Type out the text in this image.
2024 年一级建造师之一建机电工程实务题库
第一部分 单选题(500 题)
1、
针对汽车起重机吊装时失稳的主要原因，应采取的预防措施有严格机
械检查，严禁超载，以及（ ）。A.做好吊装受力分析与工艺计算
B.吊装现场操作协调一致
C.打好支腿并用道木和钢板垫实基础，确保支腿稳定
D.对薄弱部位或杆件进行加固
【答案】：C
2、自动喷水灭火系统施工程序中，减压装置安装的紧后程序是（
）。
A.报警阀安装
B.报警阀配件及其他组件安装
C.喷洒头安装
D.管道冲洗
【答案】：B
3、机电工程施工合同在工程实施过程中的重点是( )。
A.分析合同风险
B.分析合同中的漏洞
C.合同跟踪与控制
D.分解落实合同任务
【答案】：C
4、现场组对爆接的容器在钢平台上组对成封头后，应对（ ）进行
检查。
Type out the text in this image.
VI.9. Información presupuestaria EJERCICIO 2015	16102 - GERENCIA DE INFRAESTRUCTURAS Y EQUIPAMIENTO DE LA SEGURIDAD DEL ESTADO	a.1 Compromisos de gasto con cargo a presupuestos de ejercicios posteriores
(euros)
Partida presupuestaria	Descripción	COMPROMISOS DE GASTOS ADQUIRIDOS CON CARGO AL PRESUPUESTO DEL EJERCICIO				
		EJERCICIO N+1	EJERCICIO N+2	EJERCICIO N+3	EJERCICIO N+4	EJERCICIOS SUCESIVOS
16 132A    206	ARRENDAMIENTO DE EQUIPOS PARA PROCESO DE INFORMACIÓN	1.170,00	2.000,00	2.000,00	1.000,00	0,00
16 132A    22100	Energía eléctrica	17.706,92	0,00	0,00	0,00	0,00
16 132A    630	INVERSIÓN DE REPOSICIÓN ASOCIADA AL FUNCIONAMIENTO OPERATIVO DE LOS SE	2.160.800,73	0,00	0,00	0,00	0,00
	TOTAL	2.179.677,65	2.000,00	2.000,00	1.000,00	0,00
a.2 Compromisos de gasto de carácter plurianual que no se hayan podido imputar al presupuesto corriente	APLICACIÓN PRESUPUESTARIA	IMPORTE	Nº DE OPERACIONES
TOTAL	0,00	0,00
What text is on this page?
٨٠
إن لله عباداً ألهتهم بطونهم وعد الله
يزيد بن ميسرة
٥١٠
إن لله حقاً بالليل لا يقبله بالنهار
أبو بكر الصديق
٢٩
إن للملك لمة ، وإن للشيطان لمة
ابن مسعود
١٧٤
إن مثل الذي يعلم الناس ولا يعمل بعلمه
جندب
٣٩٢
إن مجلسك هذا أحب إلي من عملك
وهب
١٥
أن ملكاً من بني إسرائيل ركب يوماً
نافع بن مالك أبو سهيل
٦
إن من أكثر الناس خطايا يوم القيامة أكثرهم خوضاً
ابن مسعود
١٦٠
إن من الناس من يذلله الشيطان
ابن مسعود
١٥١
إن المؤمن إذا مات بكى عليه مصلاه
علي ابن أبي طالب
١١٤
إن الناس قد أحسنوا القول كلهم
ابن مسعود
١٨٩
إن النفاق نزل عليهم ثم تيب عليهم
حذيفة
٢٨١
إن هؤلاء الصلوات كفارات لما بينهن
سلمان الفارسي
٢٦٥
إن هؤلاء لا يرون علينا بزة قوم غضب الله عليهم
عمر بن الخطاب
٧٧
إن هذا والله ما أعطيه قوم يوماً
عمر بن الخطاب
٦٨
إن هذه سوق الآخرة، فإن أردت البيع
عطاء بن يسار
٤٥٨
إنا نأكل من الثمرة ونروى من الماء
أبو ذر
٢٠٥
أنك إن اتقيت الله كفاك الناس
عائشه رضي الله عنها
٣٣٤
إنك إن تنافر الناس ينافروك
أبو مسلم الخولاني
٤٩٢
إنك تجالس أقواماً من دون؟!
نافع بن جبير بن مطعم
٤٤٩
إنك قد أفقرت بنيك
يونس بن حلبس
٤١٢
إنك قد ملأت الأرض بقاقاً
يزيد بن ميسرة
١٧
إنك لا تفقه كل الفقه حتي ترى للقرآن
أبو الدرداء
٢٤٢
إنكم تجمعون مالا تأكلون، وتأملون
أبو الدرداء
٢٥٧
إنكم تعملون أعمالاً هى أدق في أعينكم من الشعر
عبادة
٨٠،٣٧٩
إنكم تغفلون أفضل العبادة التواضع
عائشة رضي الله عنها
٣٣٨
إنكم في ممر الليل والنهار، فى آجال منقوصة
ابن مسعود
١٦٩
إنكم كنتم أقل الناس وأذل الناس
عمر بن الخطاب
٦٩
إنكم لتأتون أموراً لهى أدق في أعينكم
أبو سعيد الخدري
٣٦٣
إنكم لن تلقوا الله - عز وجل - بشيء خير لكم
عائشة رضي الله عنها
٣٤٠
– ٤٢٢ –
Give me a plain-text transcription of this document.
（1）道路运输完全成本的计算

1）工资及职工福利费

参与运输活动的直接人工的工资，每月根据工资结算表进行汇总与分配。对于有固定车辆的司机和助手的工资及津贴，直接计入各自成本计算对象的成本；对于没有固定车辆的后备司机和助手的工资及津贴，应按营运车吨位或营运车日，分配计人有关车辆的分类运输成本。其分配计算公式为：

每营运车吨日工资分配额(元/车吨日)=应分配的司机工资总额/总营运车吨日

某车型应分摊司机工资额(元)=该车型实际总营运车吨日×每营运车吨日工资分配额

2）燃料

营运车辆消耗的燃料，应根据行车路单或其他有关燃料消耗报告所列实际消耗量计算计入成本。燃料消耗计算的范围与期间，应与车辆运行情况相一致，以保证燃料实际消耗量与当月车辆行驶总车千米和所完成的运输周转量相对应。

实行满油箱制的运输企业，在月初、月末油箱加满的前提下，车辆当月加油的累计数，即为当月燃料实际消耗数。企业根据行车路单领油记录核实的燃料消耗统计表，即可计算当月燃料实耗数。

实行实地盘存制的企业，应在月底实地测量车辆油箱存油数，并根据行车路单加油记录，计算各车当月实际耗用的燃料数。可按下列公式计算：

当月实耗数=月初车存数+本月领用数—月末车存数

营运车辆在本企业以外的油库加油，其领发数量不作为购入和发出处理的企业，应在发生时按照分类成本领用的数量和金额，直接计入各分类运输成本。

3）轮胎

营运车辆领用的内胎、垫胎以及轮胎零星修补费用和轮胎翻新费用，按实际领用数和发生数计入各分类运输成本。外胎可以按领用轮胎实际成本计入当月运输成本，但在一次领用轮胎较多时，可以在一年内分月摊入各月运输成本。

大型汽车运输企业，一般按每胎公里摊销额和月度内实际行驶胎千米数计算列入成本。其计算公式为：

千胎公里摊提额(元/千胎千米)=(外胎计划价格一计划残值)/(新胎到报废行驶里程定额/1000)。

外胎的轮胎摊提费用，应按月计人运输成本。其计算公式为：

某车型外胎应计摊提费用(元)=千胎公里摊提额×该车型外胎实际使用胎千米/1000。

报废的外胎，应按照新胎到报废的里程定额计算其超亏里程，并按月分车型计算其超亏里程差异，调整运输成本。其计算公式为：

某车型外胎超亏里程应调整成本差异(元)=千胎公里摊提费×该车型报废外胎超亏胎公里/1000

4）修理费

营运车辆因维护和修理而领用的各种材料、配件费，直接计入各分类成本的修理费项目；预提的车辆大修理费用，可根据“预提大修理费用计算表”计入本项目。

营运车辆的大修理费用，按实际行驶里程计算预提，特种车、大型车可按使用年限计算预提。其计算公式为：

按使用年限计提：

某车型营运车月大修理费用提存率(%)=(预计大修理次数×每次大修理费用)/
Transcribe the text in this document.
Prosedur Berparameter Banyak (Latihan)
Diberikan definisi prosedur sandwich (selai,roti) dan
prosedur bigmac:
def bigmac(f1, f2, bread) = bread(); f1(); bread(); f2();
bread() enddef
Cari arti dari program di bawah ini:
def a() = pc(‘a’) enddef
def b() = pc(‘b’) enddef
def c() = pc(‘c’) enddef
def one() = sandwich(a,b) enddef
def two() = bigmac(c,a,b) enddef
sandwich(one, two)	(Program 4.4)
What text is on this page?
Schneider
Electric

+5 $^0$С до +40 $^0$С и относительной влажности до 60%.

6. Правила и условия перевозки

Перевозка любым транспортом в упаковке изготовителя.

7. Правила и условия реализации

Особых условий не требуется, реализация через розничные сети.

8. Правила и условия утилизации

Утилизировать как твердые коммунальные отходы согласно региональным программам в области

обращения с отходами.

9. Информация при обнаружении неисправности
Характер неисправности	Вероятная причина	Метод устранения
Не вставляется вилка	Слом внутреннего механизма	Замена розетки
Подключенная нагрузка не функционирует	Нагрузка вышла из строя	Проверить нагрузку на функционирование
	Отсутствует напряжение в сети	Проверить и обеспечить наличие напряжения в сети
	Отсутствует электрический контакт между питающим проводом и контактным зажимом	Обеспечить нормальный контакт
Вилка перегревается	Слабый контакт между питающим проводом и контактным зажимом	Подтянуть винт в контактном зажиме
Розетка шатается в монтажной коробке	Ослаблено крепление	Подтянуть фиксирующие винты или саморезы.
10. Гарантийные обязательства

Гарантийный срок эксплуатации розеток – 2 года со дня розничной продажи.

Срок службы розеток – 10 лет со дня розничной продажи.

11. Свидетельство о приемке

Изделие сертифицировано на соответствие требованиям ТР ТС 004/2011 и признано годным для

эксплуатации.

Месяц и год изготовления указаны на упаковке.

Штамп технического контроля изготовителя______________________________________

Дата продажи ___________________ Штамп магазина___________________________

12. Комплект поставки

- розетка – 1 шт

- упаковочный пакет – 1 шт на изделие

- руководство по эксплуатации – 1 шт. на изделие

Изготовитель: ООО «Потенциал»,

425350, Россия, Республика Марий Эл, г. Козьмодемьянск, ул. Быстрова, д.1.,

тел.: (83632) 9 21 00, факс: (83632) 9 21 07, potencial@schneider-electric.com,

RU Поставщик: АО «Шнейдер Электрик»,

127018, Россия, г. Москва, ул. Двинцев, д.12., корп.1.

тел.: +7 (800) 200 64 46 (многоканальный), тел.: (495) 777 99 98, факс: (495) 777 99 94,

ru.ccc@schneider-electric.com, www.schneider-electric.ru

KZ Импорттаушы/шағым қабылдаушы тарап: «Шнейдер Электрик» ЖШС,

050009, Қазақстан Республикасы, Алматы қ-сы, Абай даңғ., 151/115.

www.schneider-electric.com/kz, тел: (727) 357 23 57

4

__________

→ **WORK INSTRUCTIONS**
Copy out all lines where the word "هؤلاء" appears.

→ **RESULT BELOW**
إن هؤلاء الصلوات كفارات لما بينهن
إن هؤلاء لا يرون علينا بزة قوم غضب الله عليهم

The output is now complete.